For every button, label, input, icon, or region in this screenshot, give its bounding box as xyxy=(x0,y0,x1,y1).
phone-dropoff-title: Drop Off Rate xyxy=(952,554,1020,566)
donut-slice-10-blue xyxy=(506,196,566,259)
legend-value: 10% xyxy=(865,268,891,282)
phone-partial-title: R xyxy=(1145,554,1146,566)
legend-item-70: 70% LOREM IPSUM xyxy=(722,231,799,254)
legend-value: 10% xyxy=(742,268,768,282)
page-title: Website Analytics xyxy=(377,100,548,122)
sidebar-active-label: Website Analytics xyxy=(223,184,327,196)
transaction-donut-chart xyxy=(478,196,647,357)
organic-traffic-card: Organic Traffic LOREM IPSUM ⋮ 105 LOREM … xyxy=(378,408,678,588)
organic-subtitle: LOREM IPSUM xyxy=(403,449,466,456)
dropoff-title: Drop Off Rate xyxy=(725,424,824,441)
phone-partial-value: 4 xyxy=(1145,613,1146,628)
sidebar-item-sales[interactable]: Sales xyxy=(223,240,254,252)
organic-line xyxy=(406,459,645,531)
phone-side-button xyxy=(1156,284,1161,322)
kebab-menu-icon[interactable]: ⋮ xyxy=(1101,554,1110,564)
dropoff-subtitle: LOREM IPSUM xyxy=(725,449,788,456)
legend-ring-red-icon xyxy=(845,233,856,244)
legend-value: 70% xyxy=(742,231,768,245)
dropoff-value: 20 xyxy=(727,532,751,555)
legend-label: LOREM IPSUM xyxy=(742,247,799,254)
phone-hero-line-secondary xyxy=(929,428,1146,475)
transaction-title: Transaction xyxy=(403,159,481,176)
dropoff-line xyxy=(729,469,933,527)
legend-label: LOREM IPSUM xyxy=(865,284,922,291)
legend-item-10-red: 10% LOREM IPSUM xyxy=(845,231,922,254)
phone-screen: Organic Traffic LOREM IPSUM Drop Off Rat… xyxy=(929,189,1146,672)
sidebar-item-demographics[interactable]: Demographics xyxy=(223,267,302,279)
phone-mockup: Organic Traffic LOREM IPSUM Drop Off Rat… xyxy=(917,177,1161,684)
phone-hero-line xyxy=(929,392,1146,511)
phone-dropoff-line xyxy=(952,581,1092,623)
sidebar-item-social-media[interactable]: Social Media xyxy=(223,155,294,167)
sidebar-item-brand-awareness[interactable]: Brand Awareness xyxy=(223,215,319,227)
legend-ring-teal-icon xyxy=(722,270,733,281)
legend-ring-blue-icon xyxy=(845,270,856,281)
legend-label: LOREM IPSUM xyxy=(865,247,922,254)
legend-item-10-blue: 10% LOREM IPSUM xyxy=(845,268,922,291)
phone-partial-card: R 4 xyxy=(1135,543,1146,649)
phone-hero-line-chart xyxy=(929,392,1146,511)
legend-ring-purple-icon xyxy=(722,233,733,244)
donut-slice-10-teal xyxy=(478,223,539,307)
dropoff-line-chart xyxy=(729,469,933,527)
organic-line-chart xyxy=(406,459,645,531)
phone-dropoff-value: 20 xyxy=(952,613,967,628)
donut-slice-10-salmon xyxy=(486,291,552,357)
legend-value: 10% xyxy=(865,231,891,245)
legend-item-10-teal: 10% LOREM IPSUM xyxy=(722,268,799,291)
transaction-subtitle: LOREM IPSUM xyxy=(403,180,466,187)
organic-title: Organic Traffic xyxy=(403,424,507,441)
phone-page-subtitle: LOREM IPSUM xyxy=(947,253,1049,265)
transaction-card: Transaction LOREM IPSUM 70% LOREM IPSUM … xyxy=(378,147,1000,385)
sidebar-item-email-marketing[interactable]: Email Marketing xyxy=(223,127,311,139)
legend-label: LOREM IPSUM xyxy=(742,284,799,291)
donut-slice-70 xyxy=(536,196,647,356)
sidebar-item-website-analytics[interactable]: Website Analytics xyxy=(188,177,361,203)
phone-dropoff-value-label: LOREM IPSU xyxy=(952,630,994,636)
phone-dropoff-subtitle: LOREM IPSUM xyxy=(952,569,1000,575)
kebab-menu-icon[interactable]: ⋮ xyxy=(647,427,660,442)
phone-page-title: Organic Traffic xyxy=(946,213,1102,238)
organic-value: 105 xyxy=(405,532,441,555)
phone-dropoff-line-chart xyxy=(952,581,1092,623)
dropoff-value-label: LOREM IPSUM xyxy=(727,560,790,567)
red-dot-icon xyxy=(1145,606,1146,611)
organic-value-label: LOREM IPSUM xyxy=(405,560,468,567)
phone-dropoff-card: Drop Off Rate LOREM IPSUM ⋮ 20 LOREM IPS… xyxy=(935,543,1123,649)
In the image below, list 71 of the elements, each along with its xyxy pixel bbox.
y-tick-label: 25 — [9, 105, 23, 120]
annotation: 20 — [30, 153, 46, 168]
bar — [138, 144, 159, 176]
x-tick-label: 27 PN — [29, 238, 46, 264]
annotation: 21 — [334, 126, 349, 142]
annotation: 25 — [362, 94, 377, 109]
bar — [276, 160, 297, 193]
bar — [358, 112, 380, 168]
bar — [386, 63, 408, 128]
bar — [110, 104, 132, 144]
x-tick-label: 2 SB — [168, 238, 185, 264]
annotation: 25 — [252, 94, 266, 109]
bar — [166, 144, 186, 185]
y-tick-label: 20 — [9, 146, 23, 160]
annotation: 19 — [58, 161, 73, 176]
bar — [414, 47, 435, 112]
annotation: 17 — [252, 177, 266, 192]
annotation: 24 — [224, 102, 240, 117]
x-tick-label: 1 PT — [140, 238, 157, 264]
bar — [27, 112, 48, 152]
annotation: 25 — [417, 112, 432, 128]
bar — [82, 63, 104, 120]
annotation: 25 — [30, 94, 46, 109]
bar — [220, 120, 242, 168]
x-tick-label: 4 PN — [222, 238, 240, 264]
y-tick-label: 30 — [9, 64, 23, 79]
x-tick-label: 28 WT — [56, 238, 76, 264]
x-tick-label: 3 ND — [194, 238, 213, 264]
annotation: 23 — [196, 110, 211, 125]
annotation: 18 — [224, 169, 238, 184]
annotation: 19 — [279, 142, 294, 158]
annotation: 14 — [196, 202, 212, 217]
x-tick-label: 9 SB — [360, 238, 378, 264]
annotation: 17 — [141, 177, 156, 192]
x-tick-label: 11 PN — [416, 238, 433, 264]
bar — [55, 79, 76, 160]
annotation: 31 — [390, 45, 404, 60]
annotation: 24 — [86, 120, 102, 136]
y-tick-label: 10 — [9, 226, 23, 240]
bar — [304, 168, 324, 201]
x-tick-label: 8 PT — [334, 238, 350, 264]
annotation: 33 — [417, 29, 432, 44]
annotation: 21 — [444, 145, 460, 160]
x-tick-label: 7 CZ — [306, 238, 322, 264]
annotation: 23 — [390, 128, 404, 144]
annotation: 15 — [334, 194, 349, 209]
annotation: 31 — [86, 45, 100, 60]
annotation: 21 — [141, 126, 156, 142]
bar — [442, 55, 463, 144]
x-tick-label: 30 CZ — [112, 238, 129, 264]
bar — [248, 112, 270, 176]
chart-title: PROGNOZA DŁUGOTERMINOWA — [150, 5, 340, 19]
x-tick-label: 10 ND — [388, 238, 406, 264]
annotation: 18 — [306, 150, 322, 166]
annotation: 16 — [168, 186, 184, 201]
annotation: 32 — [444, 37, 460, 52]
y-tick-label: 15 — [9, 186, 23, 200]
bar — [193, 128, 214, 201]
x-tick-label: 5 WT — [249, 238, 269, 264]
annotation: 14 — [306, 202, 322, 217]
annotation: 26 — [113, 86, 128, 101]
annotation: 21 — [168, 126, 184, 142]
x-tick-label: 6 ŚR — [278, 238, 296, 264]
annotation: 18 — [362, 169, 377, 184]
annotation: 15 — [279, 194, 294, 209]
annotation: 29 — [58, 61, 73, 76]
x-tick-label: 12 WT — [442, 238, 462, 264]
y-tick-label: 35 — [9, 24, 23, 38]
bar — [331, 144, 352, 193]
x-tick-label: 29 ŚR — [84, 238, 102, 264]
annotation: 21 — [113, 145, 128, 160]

....

Starting at the top of the listing and going on through the line with "transaction-donut-chart xyxy=(478,196,647,357)", write out those lines again, substituting "Site Analytics" for "Website Analytics" and leaving everything else unchanged.

**Completed exercise**:
For every button, label, input, icon, or region in this screenshot, give its bounding box as xyxy=(x0,y0,x1,y1).
phone-dropoff-title: Drop Off Rate xyxy=(952,554,1020,566)
donut-slice-10-blue xyxy=(506,196,566,259)
legend-value: 10% xyxy=(865,268,891,282)
phone-partial-title: R xyxy=(1145,554,1146,566)
legend-item-70: 70% LOREM IPSUM xyxy=(722,231,799,254)
legend-value: 10% xyxy=(742,268,768,282)
page-title: Site Analytics xyxy=(377,100,548,122)
sidebar-active-label: Site Analytics xyxy=(223,184,327,196)
transaction-donut-chart xyxy=(478,196,647,357)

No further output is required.